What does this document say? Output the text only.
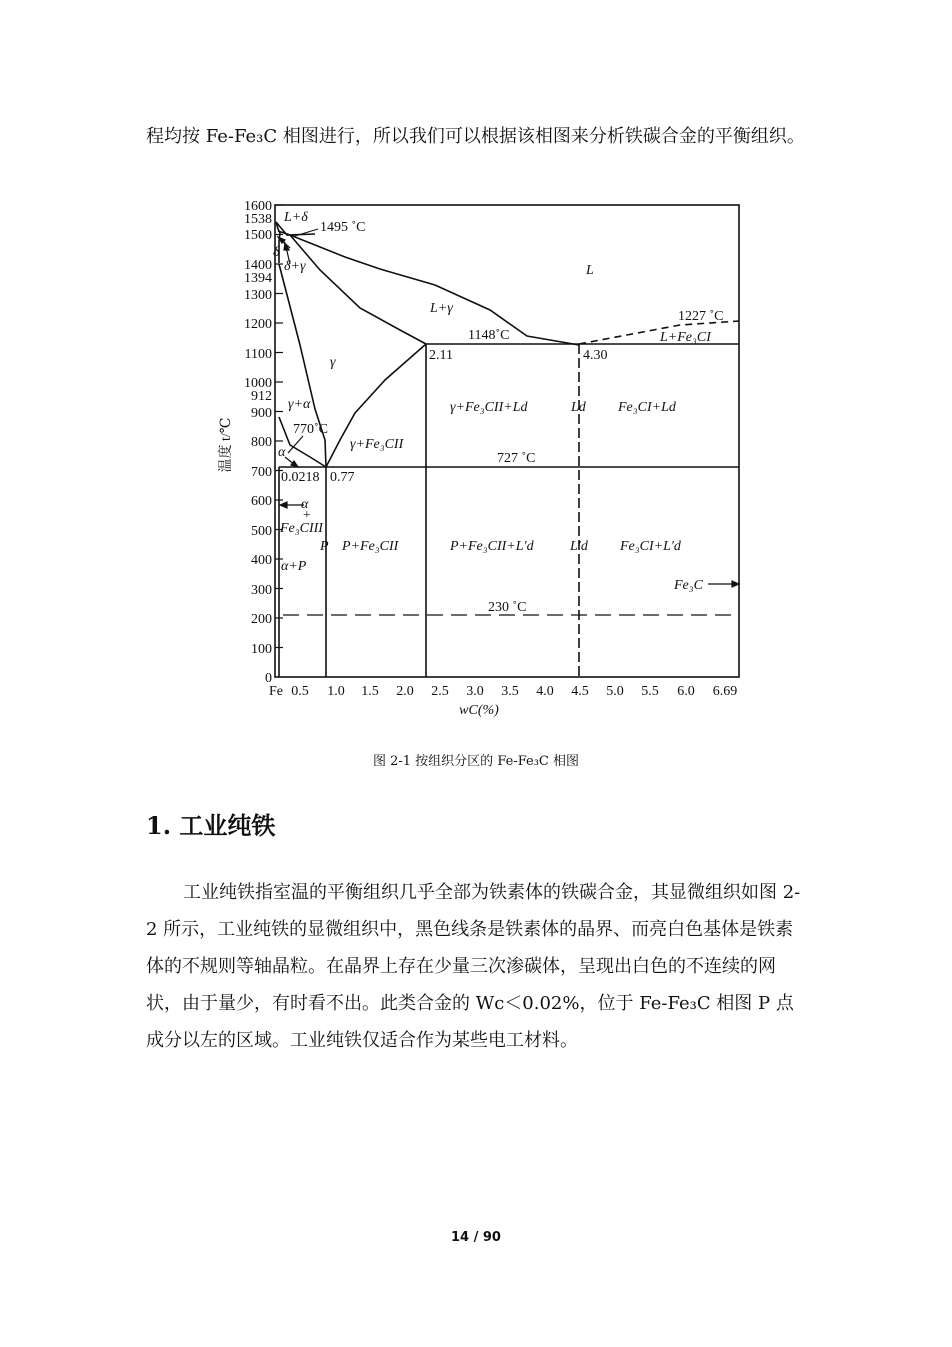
程均按 Fe-Fe₃C 相图进行，所以我们可以根据该相图来分析铁碳合金的平衡组织。

1600
1538
1500
1400
1394
1300
1200
1100
1000
912
900
800
700
600
500
400
300
200
100
0
温度 t/℃
Fe 0.5 1.0 1.5 2.0 2.5 3.0 3.5 4.0 4.5 5.0 5.5 6.0 6.69
wC(%)
1495 ˚C
1148˚C
1227 ˚C
770˚C
727 ˚C
230 ˚C
2.11	4.30
0.0218 0.77
L+δ
δ
δ+γ	L
L+γ
L+Fe₃CI
γ
γ+α
α
γ+Fe₃CII
γ+Fe₃CII+Ld	Ld Fe₃CI+Ld
α
+
Fe₃CIII
P P+Fe₃CII	P+Fe₃CII+L′d	L′d Fe₃CI+L′d
α+P
Fe₃C
图 2-1 按组织分区的 Fe-Fe₃C 相图
1. 工业纯铁

工业纯铁指室温的平衡组织几乎全部为铁素体的铁碳合金，其显微组织如图 2-2 所示，工业纯铁的显微组织中，黑色线条是铁素体的晶界、而亮白色基体是铁素体的不规则等轴晶粒。在晶界上存在少量三次渗碳体，呈现出白色的不连续的网状，由于量少，有时看不出。此类合金的 Wc＜0.02%，位于 Fe-Fe₃C 相图 P 点成分以左的区域。工业纯铁仅适合作为某些电工材料。

14 / 90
-*-*-
[What is required] Reproduce each entry verbatim, excluding any embedded images.

[Written response]
What does this document say? Output the text only.
程均按 Fe-Fe₃C 相图进行，所以我们可以根据该相图来分析铁碳合金的平衡组织。

1600
1538
1500
1400
1394
1300
1200
1100
1000
912
900
800
700
600
500
400
300
200
100
0
温度 t/℃
Fe 0.5 1.0 1.5 2.0 2.5 3.0 3.5 4.0 4.5 5.0 5.5 6.0 6.69
wC(%)
1495 ˚C
1148˚C
1227 ˚C
770˚C
727 ˚C
230 ˚C
2.11	4.30
0.0218 0.77
L+δ
δ
δ+γ	L
L+γ
L+Fe₃CI
γ
γ+α
α
γ+Fe₃CII
γ+Fe₃CII+Ld	Ld Fe₃CI+Ld
α
+
Fe₃CIII
P P+Fe₃CII	P+Fe₃CII+L′d	L′d Fe₃CI+L′d
α+P
Fe₃C
图 2-1 按组织分区的 Fe-Fe₃C 相图
1. 工业纯铁

工业纯铁指室温的平衡组织几乎全部为铁素体的铁碳合金，其显微组织如图 2-2 所示，工业纯铁的显微组织中，黑色线条是铁素体的晶界、而亮白色基体是铁素体的不规则等轴晶粒。在晶界上存在少量三次渗碳体，呈现出白色的不连续的网状，由于量少，有时看不出。此类合金的 Wc＜0.02%，位于 Fe-Fe₃C 相图 P 点成分以左的区域。工业纯铁仅适合作为某些电工材料。

14 / 90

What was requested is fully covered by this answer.